▸ Required work
Transcribe the full listing exactly, and drop every picture.

Figure data in JSON:
#####

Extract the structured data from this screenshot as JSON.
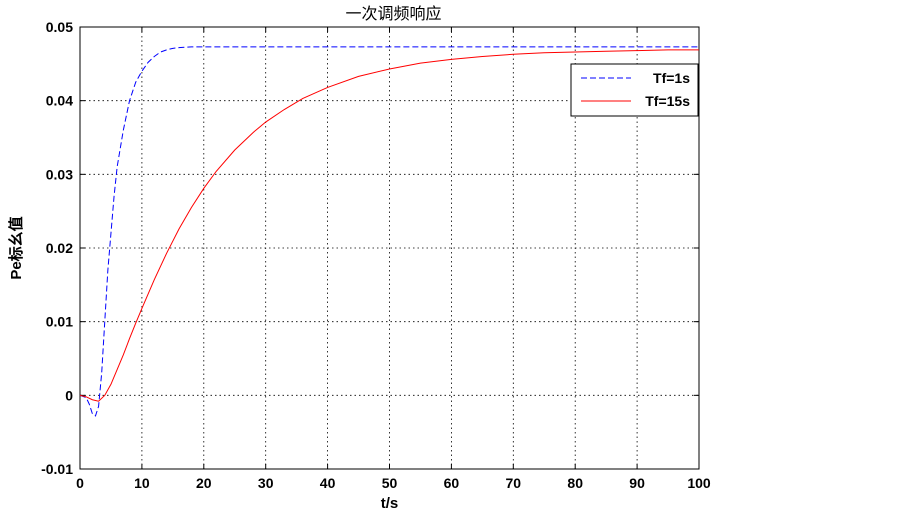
{
  "chart_data": {
    "type": "line",
    "title": "一次调频响应",
    "xlabel": "t/s",
    "ylabel": "Pe标幺值",
    "xlim": [
      0,
      100
    ],
    "ylim": [
      -0.01,
      0.05
    ],
    "xticks": [
      "0",
      "10",
      "20",
      "30",
      "40",
      "50",
      "60",
      "70",
      "80",
      "90",
      "100"
    ],
    "yticks": [
      "-0.01",
      "0",
      "0.01",
      "0.02",
      "0.03",
      "0.04",
      "0.05"
    ],
    "grid": true,
    "legend_position": "top-right",
    "series": [
      {
        "name": "Tf=1s",
        "color": "#0000ff",
        "style": "dashed",
        "x": [
          0,
          1,
          1.5,
          2,
          2.5,
          3,
          3.5,
          4,
          4.5,
          5,
          5.5,
          6,
          7,
          8,
          9,
          10,
          11,
          12,
          13,
          14,
          15,
          16,
          18,
          20,
          25,
          30,
          40,
          50,
          60,
          70,
          80,
          90,
          100
        ],
        "y": [
          0,
          -0.0003,
          -0.0012,
          -0.0025,
          -0.0028,
          -0.0015,
          0.003,
          0.01,
          0.017,
          0.022,
          0.027,
          0.031,
          0.036,
          0.04,
          0.0425,
          0.044,
          0.0452,
          0.046,
          0.0466,
          0.0469,
          0.0471,
          0.0472,
          0.0473,
          0.0473,
          0.0473,
          0.0473,
          0.0473,
          0.0473,
          0.0473,
          0.0473,
          0.0473,
          0.0473,
          0.0473
        ]
      },
      {
        "name": "Tf=15s",
        "color": "#ff0000",
        "style": "solid",
        "x": [
          0,
          1,
          2,
          3,
          4,
          5,
          6,
          7,
          8,
          9,
          10,
          12,
          14,
          16,
          18,
          20,
          22,
          25,
          28,
          30,
          33,
          36,
          40,
          45,
          50,
          55,
          60,
          65,
          70,
          75,
          80,
          85,
          90,
          95,
          100
        ],
        "y": [
          0,
          -0.0002,
          -0.0006,
          -0.0008,
          0,
          0.0015,
          0.0035,
          0.0055,
          0.0077,
          0.0098,
          0.0118,
          0.0157,
          0.0193,
          0.0226,
          0.0255,
          0.0281,
          0.0304,
          0.0333,
          0.0357,
          0.0371,
          0.0388,
          0.0403,
          0.0418,
          0.0433,
          0.0443,
          0.0451,
          0.0456,
          0.046,
          0.0463,
          0.0465,
          0.0466,
          0.0467,
          0.0468,
          0.0469,
          0.0469
        ]
      }
    ]
  }
}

#####

▸ Solution to the problem
Extract the structured data from this screenshot as JSON.
{
  "chart_data": {
    "type": "line",
    "title": "一次调频响应",
    "xlabel": "t/s",
    "ylabel": "Pe标幺值",
    "xlim": [
      0,
      100
    ],
    "ylim": [
      -0.01,
      0.05
    ],
    "xticks": [
      "0",
      "10",
      "20",
      "30",
      "40",
      "50",
      "60",
      "70",
      "80",
      "90",
      "100"
    ],
    "yticks": [
      "-0.01",
      "0",
      "0.01",
      "0.02",
      "0.03",
      "0.04",
      "0.05"
    ],
    "grid": true,
    "legend_position": "top-right",
    "series": [
      {
        "name": "Tf=1s",
        "color": "#0000ff",
        "style": "dashed",
        "x": [
          0,
          1,
          1.5,
          2,
          2.5,
          3,
          3.5,
          4,
          4.5,
          5,
          5.5,
          6,
          7,
          8,
          9,
          10,
          11,
          12,
          13,
          14,
          15,
          16,
          18,
          20,
          25,
          30,
          40,
          50,
          60,
          70,
          80,
          90,
          100
        ],
        "y": [
          0,
          -0.0003,
          -0.0012,
          -0.0025,
          -0.0028,
          -0.0015,
          0.003,
          0.01,
          0.017,
          0.022,
          0.027,
          0.031,
          0.036,
          0.04,
          0.0425,
          0.044,
          0.0452,
          0.046,
          0.0466,
          0.0469,
          0.0471,
          0.0472,
          0.0473,
          0.0473,
          0.0473,
          0.0473,
          0.0473,
          0.0473,
          0.0473,
          0.0473,
          0.0473,
          0.0473,
          0.0473
        ]
      },
      {
        "name": "Tf=15s",
        "color": "#ff0000",
        "style": "solid",
        "x": [
          0,
          1,
          2,
          3,
          4,
          5,
          6,
          7,
          8,
          9,
          10,
          12,
          14,
          16,
          18,
          20,
          22,
          25,
          28,
          30,
          33,
          36,
          40,
          45,
          50,
          55,
          60,
          65,
          70,
          75,
          80,
          85,
          90,
          95,
          100
        ],
        "y": [
          0,
          -0.0002,
          -0.0006,
          -0.0008,
          0,
          0.0015,
          0.0035,
          0.0055,
          0.0077,
          0.0098,
          0.0118,
          0.0157,
          0.0193,
          0.0226,
          0.0255,
          0.0281,
          0.0304,
          0.0333,
          0.0357,
          0.0371,
          0.0388,
          0.0403,
          0.0418,
          0.0433,
          0.0443,
          0.0451,
          0.0456,
          0.046,
          0.0463,
          0.0465,
          0.0466,
          0.0467,
          0.0468,
          0.0469,
          0.0469
        ]
      }
    ]
  }
}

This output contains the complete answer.